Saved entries
· · · · ·
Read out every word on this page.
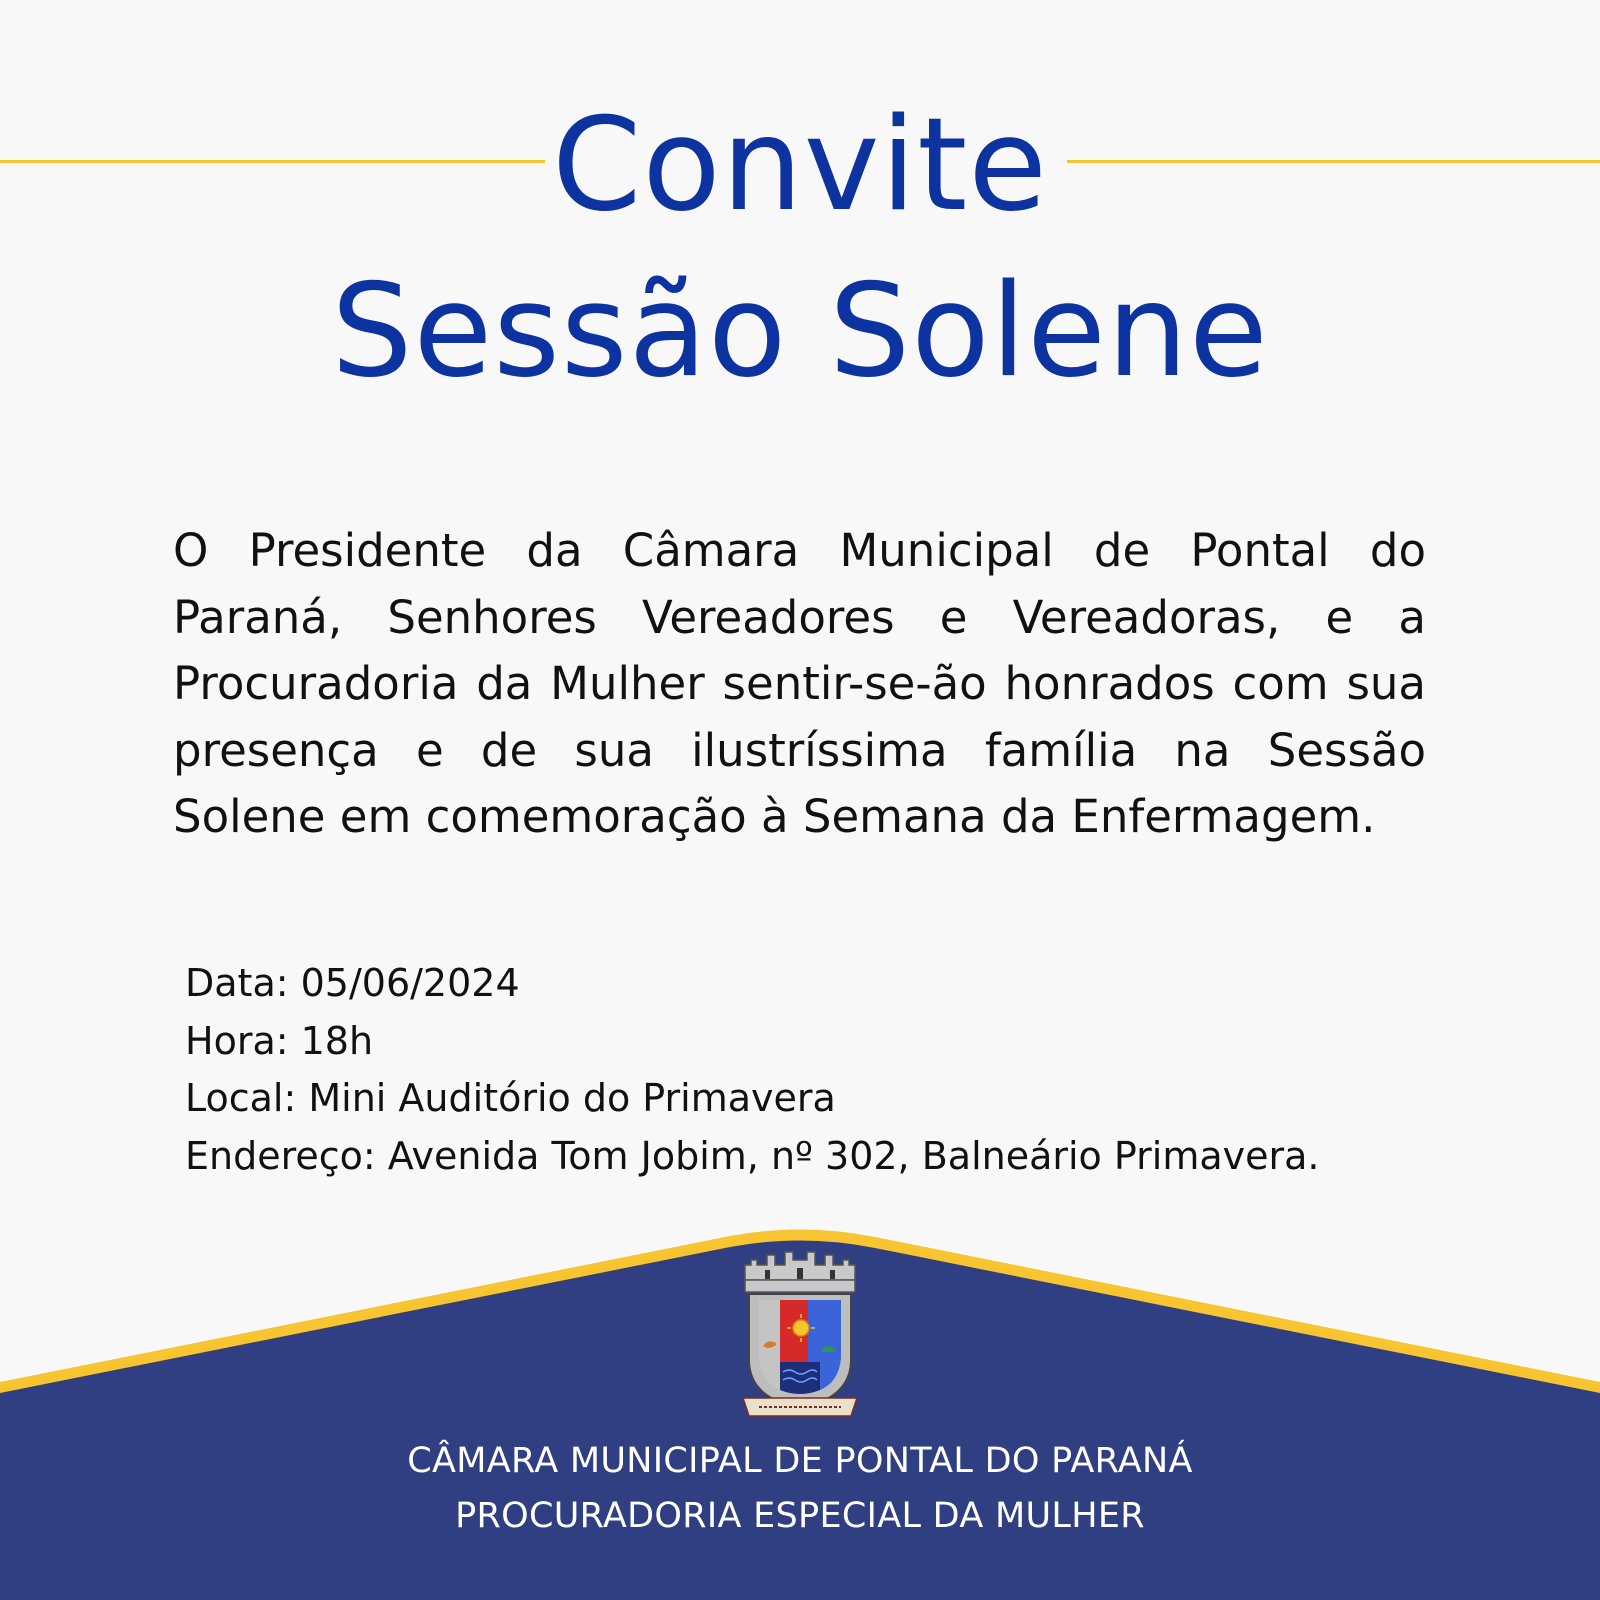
Convite
Sessão Solene

O Presidente da Câmara Municipal de Pontal do Paraná, Senhores Vereadores e Vereadoras, e a Procuradoria da Mulher sentir-se-ão honrados com sua presença e de sua ilustríssima família na Sessão Solene em comemoração à Semana da Enfermagem.

Data: 05/06/2024
Hora: 18h
Local: Mini Auditório do Primavera
Endereço: Avenida Tom Jobim, nº 302, Balneário Primavera.

CÂMARA MUNICIPAL DE PONTAL DO PARANÁ

PROCURADORIA ESPECIAL DA MULHER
· · · · ·
Each line in the data that holds the string "Sessão" should be found and copied.

- Answer for this exercise:
Sessão Solene
O Presidente da Câmara Municipal de Pontal do Paraná, Senhores Vereadores e Vereadoras, e a Procuradoria da Mulher sentir-se-ão honrados com sua presença e de sua ilustríssima família na Sessão Solene em comemoração à Semana da Enfermagem.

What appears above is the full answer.